• Directions
Work out how many lines in the entries contain the string "JSON", and give nothing but that number.

*** Exercise data

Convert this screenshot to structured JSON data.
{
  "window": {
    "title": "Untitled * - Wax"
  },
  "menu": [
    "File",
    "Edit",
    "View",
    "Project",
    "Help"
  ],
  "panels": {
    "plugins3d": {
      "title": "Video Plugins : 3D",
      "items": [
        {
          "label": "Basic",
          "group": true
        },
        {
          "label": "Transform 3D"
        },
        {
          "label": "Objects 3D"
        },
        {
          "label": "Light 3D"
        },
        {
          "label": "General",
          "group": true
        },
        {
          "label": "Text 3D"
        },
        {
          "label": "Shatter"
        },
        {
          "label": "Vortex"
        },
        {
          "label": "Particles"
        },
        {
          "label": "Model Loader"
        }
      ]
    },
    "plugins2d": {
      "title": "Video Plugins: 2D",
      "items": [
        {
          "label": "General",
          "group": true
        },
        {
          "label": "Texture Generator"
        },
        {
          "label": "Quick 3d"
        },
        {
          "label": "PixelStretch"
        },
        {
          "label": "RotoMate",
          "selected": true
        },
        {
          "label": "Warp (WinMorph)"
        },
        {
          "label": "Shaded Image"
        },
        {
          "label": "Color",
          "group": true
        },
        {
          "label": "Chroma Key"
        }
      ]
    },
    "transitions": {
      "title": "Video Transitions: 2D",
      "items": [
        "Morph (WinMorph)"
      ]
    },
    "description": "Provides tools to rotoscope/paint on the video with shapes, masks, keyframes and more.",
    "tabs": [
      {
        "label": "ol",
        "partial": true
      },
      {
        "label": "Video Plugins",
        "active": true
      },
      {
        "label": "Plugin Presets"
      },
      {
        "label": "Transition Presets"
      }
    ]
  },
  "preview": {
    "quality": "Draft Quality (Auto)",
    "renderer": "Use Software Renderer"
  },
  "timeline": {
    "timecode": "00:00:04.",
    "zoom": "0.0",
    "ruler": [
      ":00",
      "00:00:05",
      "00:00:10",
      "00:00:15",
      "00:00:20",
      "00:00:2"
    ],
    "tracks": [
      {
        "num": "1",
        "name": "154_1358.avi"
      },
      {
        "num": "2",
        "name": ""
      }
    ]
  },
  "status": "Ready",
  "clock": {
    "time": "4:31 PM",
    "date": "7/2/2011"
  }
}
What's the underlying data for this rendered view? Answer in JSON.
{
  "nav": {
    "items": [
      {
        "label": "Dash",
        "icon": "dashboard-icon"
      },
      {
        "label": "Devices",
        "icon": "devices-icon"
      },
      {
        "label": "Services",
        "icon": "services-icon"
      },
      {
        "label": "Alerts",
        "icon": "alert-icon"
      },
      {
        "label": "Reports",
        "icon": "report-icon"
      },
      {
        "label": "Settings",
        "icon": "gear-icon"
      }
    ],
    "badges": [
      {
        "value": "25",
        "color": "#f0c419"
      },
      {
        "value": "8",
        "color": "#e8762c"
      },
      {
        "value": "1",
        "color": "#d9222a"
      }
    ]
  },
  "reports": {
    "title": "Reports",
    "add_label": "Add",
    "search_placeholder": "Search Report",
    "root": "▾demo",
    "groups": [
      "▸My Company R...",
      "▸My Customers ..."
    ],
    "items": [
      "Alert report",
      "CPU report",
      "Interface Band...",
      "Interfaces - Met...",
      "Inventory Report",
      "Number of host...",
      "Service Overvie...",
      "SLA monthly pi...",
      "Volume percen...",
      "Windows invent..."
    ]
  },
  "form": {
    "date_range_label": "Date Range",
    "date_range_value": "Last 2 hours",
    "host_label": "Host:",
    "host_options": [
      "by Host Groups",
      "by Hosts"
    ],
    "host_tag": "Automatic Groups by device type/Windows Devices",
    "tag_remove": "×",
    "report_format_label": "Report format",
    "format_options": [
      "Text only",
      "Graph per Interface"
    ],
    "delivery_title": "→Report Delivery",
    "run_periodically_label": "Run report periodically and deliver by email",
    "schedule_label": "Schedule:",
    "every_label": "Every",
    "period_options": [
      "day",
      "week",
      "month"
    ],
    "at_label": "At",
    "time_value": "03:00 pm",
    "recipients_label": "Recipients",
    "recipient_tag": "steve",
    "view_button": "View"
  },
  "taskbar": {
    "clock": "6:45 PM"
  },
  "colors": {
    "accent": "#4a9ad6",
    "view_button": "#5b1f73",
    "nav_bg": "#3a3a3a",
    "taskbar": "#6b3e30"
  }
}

******

• The answer
2